Below are some entries; can you quote all of them exactly?
— start Extracted entries —
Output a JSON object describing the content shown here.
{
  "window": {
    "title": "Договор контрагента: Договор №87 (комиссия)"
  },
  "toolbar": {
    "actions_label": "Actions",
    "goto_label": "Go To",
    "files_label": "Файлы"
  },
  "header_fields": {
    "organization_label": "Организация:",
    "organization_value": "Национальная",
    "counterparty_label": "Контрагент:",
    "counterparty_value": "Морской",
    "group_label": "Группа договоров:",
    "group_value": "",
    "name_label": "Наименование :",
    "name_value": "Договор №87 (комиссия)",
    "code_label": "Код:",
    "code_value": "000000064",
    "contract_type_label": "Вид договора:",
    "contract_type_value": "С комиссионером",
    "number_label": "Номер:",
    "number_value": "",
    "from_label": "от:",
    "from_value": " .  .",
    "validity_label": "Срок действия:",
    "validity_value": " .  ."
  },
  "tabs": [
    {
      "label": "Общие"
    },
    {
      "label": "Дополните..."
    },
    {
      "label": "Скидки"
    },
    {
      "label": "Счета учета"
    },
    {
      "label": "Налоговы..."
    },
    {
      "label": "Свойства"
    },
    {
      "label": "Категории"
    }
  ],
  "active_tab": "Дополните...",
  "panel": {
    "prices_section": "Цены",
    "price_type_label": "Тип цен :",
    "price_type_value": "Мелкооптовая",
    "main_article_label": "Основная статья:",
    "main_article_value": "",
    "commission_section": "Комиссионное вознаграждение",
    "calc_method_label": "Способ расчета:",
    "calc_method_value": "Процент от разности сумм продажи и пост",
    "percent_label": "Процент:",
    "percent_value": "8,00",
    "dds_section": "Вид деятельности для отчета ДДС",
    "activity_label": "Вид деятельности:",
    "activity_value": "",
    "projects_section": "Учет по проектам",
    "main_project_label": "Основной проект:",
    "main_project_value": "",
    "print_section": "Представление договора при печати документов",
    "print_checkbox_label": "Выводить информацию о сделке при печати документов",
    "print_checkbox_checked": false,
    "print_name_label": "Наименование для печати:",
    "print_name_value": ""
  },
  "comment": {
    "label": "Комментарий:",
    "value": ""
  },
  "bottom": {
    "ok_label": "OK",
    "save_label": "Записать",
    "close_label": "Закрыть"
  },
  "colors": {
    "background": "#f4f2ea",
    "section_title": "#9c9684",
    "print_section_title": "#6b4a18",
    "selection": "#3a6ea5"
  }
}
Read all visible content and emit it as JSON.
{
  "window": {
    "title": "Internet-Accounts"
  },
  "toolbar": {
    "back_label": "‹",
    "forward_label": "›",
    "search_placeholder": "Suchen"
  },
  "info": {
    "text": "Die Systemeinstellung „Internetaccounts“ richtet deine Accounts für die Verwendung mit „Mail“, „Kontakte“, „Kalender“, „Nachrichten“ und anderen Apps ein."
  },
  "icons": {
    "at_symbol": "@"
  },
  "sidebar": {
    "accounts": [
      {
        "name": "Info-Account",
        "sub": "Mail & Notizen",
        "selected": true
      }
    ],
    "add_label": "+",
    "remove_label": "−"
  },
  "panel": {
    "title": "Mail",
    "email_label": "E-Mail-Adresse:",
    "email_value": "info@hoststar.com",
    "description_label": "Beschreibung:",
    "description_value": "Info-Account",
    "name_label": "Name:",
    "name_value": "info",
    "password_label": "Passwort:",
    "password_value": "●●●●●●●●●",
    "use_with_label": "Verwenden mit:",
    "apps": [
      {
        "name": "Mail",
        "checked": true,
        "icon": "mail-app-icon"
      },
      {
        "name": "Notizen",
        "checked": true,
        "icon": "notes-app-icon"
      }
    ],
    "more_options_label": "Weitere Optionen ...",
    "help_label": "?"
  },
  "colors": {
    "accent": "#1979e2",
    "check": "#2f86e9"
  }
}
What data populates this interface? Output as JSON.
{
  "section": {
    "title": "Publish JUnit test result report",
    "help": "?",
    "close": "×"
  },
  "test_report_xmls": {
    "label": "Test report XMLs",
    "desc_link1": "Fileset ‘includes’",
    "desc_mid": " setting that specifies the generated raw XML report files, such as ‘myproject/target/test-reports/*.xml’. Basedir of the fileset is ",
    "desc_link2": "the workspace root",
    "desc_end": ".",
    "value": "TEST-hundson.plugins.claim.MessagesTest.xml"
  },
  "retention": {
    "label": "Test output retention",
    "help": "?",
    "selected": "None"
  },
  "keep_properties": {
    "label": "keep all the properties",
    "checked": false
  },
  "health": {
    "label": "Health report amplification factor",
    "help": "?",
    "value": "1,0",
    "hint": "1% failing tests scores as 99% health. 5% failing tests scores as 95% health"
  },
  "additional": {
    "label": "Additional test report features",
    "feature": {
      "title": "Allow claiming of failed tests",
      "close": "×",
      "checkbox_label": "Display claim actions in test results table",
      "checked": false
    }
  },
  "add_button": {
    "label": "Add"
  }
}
— end Extracted entries —
Answer to this problem:
Output a JSON object describing the content shown here.
{
  "window": {
    "title": "Договор контрагента: Договор №87 (комиссия)"
  },
  "toolbar": {
    "actions_label": "Actions",
    "goto_label": "Go To",
    "files_label": "Файлы"
  },
  "header_fields": {
    "organization_label": "Организация:",
    "organization_value": "Национальная",
    "counterparty_label": "Контрагент:",
    "counterparty_value": "Морской",
    "group_label": "Группа договоров:",
    "group_value": "",
    "name_label": "Наименование :",
    "name_value": "Договор №87 (комиссия)",
    "code_label": "Код:",
    "code_value": "000000064",
    "contract_type_label": "Вид договора:",
    "contract_type_value": "С комиссионером",
    "number_label": "Номер:",
    "number_value": "",
    "from_label": "от:",
    "from_value": " .  .",
    "validity_label": "Срок действия:",
    "validity_value": " .  ."
  },
  "tabs": [
    {
      "label": "Общие"
    },
    {
      "label": "Дополните..."
    },
    {
      "label": "Скидки"
    },
    {
      "label": "Счета учета"
    },
    {
      "label": "Налоговы..."
    },
    {
      "label": "Свойства"
    },
    {
      "label": "Категории"
    }
  ],
  "active_tab": "Дополните...",
  "panel": {
    "prices_section": "Цены",
    "price_type_label": "Тип цен :",
    "price_type_value": "Мелкооптовая",
    "main_article_label": "Основная статья:",
    "main_article_value": "",
    "commission_section": "Комиссионное вознаграждение",
    "calc_method_label": "Способ расчета:",
    "calc_method_value": "Процент от разности сумм продажи и пост",
    "percent_label": "Процент:",
    "percent_value": "8,00",
    "dds_section": "Вид деятельности для отчета ДДС",
    "activity_label": "Вид деятельности:",
    "activity_value": "",
    "projects_section": "Учет по проектам",
    "main_project_label": "Основной проект:",
    "main_project_value": "",
    "print_section": "Представление договора при печати документов",
    "print_checkbox_label": "Выводить информацию о сделке при печати документов",
    "print_checkbox_checked": false,
    "print_name_label": "Наименование для печати:",
    "print_name_value": ""
  },
  "comment": {
    "label": "Комментарий:",
    "value": ""
  },
  "bottom": {
    "ok_label": "OK",
    "save_label": "Записать",
    "close_label": "Закрыть"
  },
  "colors": {
    "background": "#f4f2ea",
    "section_title": "#9c9684",
    "print_section_title": "#6b4a18",
    "selection": "#3a6ea5"
  }
}
Read all visible content and emit it as JSON.
{
  "window": {
    "title": "Internet-Accounts"
  },
  "toolbar": {
    "back_label": "‹",
    "forward_label": "›",
    "search_placeholder": "Suchen"
  },
  "info": {
    "text": "Die Systemeinstellung „Internetaccounts“ richtet deine Accounts für die Verwendung mit „Mail“, „Kontakte“, „Kalender“, „Nachrichten“ und anderen Apps ein."
  },
  "icons": {
    "at_symbol": "@"
  },
  "sidebar": {
    "accounts": [
      {
        "name": "Info-Account",
        "sub": "Mail & Notizen",
        "selected": true
      }
    ],
    "add_label": "+",
    "remove_label": "−"
  },
  "panel": {
    "title": "Mail",
    "email_label": "E-Mail-Adresse:",
    "email_value": "info@hoststar.com",
    "description_label": "Beschreibung:",
    "description_value": "Info-Account",
    "name_label": "Name:",
    "name_value": "info",
    "password_label": "Passwort:",
    "password_value": "●●●●●●●●●",
    "use_with_label": "Verwenden mit:",
    "apps": [
      {
        "name": "Mail",
        "checked": true,
        "icon": "mail-app-icon"
      },
      {
        "name": "Notizen",
        "checked": true,
        "icon": "notes-app-icon"
      }
    ],
    "more_options_label": "Weitere Optionen ...",
    "help_label": "?"
  },
  "colors": {
    "accent": "#1979e2",
    "check": "#2f86e9"
  }
}
What data populates this interface? Output as JSON.
{
  "section": {
    "title": "Publish JUnit test result report",
    "help": "?",
    "close": "×"
  },
  "test_report_xmls": {
    "label": "Test report XMLs",
    "desc_link1": "Fileset ‘includes’",
    "desc_mid": " setting that specifies the generated raw XML report files, such as ‘myproject/target/test-reports/*.xml’. Basedir of the fileset is ",
    "desc_link2": "the workspace root",
    "desc_end": ".",
    "value": "TEST-hundson.plugins.claim.MessagesTest.xml"
  },
  "retention": {
    "label": "Test output retention",
    "help": "?",
    "selected": "None"
  },
  "keep_properties": {
    "label": "keep all the properties",
    "checked": false
  },
  "health": {
    "label": "Health report amplification factor",
    "help": "?",
    "value": "1,0",
    "hint": "1% failing tests scores as 99% health. 5% failing tests scores as 95% health"
  },
  "additional": {
    "label": "Additional test report features",
    "feature": {
      "title": "Allow claiming of failed tests",
      "close": "×",
      "checkbox_label": "Display claim actions in test results table",
      "checked": false
    }
  },
  "add_button": {
    "label": "Add"
  }
}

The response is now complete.